Exercise details: Among the entries, which lines carry the string "módosításáról"? Copy each of them.

The records:
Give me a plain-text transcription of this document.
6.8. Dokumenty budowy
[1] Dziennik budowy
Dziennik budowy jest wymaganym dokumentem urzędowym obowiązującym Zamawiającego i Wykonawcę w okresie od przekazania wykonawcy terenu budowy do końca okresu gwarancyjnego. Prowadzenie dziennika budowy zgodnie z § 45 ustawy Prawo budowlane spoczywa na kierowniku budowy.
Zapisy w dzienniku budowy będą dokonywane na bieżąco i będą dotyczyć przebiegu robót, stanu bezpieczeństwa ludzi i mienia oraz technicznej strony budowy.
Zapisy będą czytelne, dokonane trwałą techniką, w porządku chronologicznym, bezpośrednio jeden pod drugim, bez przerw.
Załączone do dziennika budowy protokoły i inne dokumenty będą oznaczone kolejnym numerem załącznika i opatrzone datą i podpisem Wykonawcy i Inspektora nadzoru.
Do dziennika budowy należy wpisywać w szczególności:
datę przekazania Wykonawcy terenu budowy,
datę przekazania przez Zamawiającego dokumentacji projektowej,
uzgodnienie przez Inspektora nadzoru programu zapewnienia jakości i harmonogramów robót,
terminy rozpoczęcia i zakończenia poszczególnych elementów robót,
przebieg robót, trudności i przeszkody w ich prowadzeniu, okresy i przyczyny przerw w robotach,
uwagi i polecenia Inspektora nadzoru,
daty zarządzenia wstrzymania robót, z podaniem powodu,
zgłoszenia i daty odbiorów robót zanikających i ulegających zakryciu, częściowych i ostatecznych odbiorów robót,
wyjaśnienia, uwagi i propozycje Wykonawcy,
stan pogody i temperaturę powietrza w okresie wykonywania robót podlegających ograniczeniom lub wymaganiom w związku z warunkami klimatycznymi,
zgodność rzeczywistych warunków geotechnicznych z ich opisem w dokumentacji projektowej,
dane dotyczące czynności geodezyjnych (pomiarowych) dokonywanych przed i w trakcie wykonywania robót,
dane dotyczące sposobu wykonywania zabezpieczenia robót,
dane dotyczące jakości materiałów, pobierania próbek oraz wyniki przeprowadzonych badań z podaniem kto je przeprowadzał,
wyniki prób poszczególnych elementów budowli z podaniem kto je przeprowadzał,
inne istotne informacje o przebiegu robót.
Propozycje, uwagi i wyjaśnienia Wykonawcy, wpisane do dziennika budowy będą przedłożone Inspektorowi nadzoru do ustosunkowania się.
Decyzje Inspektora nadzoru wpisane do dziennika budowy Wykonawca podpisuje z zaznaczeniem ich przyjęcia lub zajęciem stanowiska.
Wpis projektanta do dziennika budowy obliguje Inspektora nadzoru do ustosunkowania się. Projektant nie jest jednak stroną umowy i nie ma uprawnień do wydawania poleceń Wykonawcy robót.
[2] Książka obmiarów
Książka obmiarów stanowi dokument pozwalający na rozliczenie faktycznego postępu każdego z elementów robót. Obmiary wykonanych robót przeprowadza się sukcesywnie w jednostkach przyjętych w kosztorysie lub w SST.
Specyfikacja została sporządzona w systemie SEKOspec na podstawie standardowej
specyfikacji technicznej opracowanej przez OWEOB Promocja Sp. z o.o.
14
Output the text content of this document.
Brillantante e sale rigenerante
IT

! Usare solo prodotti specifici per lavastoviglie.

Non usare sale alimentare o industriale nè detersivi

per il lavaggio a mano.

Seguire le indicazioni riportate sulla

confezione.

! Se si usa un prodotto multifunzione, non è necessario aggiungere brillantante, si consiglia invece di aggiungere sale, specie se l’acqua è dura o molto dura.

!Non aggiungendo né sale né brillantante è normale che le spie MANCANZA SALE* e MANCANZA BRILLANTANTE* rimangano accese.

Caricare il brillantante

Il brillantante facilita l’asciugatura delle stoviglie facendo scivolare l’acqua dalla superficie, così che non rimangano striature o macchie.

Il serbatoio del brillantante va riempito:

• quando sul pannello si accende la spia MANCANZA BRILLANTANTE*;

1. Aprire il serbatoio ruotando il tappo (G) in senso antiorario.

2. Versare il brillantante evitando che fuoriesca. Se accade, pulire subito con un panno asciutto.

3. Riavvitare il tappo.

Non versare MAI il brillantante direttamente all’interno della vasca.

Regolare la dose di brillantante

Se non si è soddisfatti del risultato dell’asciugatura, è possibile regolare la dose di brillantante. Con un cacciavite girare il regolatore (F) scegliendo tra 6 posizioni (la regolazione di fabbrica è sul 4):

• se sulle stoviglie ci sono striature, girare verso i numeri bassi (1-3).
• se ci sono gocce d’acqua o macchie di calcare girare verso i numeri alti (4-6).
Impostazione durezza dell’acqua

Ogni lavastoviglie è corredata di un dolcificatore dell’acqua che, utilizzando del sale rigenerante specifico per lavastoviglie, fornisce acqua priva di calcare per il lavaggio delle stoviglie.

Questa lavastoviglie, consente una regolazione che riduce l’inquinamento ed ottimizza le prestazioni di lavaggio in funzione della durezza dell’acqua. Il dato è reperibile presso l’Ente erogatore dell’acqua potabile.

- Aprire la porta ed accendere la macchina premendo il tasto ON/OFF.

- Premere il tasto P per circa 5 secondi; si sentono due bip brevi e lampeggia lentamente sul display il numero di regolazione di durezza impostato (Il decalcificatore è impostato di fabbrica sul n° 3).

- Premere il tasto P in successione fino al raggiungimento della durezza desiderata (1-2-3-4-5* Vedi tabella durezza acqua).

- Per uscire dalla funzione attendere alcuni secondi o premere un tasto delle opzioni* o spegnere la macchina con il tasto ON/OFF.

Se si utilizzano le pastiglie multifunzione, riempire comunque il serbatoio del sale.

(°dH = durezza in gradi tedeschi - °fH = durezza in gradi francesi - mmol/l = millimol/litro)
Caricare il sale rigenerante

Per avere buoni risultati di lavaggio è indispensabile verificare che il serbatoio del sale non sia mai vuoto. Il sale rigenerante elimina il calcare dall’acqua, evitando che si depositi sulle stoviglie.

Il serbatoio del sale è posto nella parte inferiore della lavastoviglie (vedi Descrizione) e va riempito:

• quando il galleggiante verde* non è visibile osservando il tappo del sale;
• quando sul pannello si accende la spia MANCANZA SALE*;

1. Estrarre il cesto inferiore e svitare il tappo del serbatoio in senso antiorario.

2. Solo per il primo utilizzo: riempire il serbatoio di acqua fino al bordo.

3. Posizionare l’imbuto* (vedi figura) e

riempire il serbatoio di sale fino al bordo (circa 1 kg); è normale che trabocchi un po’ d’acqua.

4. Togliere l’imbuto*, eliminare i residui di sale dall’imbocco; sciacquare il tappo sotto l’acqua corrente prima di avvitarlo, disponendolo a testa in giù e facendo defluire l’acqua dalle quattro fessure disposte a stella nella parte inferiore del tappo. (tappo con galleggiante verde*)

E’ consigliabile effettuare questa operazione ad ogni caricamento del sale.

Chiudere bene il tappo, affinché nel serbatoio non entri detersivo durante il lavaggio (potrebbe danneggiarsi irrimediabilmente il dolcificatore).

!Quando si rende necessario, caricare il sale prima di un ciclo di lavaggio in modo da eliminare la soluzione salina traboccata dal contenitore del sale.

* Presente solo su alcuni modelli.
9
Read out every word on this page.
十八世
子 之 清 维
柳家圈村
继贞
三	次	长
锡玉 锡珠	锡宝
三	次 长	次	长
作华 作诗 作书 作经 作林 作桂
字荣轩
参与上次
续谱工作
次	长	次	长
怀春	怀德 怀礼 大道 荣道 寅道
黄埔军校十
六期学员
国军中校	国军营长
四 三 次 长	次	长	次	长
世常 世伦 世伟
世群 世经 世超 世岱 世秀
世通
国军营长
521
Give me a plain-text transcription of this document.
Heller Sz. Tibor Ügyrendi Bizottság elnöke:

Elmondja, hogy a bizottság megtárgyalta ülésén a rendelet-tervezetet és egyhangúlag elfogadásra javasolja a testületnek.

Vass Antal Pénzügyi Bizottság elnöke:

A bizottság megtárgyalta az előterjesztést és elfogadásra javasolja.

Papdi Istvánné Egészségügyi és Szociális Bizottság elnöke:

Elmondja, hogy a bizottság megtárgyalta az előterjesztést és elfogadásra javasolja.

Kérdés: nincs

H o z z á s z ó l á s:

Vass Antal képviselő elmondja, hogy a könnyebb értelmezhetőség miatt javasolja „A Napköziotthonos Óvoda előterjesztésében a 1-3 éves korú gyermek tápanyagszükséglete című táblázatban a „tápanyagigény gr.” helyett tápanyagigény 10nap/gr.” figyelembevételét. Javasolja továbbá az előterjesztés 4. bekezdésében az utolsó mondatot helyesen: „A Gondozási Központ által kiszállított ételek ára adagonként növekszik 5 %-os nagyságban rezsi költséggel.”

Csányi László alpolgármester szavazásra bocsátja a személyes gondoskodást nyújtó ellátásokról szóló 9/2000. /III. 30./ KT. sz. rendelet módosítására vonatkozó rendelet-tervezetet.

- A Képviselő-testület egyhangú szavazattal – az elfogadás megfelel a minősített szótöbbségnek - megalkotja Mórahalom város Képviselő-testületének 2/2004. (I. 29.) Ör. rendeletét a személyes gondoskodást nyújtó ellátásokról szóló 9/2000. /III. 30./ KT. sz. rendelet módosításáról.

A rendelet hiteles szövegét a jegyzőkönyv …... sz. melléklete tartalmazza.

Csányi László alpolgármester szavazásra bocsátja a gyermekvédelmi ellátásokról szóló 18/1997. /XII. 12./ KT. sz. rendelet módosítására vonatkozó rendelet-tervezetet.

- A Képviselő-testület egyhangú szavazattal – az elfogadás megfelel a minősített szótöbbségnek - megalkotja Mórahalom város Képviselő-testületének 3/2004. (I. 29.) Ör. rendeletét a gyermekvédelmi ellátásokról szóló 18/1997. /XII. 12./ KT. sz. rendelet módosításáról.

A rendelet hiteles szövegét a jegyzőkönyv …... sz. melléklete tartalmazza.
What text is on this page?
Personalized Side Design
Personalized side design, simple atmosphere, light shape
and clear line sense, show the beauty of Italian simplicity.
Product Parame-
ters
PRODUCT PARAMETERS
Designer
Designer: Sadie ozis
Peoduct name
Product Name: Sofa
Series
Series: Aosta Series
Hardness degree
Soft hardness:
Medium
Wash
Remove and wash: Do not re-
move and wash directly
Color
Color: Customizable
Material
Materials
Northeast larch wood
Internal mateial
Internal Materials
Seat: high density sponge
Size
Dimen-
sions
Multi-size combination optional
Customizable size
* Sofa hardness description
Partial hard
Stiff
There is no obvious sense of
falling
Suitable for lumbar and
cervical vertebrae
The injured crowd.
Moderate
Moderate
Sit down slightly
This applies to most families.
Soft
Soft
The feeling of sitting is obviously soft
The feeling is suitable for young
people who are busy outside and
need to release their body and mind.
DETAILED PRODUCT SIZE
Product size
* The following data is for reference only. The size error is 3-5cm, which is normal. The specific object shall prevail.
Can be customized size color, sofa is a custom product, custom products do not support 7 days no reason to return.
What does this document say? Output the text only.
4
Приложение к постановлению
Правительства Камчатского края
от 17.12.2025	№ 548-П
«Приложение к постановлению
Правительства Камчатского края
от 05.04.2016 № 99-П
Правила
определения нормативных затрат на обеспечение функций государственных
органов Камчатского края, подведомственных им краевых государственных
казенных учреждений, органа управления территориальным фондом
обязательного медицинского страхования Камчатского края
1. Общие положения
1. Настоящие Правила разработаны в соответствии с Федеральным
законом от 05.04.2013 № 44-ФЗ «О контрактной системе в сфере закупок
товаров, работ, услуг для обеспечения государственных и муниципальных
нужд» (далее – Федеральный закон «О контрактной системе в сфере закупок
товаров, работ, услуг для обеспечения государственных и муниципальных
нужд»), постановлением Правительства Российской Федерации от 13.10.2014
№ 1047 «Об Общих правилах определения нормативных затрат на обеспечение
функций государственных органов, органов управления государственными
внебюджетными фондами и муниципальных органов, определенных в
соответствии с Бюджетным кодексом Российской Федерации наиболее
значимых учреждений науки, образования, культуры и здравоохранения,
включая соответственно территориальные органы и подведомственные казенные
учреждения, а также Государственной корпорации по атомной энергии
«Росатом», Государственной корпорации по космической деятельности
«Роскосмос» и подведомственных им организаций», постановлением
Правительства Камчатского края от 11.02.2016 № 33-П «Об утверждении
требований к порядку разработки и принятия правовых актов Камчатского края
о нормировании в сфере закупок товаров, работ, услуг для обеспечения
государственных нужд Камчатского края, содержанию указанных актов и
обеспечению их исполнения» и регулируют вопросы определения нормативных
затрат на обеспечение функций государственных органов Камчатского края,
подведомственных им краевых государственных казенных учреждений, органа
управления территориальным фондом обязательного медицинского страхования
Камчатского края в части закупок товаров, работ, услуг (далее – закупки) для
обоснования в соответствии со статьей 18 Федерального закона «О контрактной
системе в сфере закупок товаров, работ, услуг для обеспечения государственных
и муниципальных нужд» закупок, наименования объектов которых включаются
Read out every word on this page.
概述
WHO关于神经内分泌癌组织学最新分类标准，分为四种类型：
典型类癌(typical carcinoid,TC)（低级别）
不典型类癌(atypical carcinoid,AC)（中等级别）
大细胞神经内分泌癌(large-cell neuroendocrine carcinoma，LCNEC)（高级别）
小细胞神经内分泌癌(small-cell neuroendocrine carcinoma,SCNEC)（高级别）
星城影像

Response for this exercise:
- A Képviselő-testület egyhangú szavazattal – az elfogadás megfelel a minősített szótöbbségnek - megalkotja Mórahalom város Képviselő-testületének 2/2004. (I. 29.) Ör. rendeletét a személyes gondoskodást nyújtó ellátásokról szóló 9/2000. /III. 30./ KT. sz. rendelet módosításáról.
- A Képviselő-testület egyhangú szavazattal – az elfogadás megfelel a minősített szótöbbségnek - megalkotja Mórahalom város Képviselő-testületének 3/2004. (I. 29.) Ör. rendeletét a gyermekvédelmi ellátásokról szóló 18/1997. /XII. 12./ KT. sz. rendelet módosításáról.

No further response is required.